* _WHAT IS REQUIRED_
Gather all lines in the entries that include the word "быть".

* _STORED ROWS_
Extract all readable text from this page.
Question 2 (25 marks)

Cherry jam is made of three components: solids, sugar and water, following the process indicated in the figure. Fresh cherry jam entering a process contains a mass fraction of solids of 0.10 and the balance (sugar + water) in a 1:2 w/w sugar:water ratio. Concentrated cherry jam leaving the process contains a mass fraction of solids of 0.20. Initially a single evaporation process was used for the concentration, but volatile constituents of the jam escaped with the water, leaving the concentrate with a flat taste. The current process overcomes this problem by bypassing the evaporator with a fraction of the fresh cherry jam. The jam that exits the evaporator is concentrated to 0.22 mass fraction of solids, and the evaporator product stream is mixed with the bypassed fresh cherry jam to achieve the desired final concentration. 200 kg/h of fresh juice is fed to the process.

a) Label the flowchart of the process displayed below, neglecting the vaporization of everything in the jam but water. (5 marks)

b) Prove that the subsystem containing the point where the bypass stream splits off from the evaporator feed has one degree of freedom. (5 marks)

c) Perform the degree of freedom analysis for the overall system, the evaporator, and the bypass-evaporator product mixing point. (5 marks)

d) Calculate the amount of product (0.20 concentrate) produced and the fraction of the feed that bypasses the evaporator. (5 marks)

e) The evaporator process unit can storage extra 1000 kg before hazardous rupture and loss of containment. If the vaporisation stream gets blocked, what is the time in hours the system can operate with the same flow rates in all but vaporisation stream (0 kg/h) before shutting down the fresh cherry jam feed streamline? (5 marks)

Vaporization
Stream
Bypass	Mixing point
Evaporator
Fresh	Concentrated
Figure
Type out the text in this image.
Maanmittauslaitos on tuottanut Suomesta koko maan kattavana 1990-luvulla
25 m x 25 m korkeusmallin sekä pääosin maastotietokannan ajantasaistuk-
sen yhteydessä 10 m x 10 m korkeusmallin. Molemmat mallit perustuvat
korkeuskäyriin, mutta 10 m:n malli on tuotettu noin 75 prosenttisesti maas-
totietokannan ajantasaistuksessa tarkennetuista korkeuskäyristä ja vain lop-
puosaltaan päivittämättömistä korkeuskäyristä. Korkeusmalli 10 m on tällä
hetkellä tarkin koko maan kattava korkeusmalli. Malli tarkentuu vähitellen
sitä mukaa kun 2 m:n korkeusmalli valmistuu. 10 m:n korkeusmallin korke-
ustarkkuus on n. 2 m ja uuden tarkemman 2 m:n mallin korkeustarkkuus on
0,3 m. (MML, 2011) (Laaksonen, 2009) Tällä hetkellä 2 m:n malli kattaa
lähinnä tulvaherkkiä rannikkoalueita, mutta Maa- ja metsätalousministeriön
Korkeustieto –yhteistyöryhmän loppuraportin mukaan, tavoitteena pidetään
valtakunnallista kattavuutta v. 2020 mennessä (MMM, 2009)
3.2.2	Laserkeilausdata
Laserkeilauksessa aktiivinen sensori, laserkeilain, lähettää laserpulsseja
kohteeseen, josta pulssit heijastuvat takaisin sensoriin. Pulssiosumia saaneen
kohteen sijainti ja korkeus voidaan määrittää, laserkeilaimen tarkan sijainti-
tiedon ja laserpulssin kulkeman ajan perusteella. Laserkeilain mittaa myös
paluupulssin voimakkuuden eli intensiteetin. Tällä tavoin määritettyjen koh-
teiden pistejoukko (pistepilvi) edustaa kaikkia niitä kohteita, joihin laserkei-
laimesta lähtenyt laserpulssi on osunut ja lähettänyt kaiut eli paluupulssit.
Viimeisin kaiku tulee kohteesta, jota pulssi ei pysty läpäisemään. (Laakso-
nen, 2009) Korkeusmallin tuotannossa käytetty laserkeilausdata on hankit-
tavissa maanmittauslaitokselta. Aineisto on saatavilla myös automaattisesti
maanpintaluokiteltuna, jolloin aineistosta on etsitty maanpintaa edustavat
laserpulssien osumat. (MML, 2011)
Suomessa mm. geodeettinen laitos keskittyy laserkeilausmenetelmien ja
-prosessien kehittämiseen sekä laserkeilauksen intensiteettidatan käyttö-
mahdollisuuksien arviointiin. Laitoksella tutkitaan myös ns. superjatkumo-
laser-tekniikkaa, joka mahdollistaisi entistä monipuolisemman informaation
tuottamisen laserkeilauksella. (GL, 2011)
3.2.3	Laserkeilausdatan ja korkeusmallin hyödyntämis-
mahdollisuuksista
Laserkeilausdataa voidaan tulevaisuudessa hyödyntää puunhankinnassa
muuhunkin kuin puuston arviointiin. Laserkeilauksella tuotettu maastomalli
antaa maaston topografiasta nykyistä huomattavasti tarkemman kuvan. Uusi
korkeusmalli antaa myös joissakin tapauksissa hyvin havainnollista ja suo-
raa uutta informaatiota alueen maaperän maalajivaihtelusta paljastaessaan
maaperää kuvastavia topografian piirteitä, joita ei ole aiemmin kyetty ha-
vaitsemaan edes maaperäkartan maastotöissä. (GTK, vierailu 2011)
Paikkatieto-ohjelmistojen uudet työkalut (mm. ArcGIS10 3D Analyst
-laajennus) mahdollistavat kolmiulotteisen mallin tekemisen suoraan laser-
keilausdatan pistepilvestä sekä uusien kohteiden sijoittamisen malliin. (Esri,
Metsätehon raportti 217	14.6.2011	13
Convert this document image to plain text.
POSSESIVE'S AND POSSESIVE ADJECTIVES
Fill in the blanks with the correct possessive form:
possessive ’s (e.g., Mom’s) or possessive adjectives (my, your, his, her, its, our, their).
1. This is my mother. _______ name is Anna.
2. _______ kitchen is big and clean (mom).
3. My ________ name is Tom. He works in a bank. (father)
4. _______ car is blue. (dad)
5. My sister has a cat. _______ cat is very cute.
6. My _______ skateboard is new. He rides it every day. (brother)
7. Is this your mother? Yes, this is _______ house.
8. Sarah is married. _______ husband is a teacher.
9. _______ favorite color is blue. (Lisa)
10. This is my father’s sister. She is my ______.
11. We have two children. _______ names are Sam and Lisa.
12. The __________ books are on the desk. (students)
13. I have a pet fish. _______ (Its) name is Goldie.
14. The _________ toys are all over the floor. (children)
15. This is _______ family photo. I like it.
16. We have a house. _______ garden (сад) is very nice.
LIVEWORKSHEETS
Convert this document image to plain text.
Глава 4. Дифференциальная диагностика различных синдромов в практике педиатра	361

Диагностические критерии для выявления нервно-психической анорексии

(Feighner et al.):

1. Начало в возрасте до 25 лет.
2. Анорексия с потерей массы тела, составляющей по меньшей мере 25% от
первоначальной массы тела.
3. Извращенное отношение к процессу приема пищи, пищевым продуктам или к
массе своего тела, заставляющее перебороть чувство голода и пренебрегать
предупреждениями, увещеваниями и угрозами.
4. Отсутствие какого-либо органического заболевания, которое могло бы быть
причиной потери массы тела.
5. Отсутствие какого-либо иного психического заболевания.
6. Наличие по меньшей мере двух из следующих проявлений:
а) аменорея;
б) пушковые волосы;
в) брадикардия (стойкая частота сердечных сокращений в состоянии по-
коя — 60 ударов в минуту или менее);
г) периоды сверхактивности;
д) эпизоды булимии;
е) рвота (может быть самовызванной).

* _FINISHED TASK_
4. Отсутствие какого-либо органического заболевания, которое могло бы быть
е) рвота (может быть самовызванной).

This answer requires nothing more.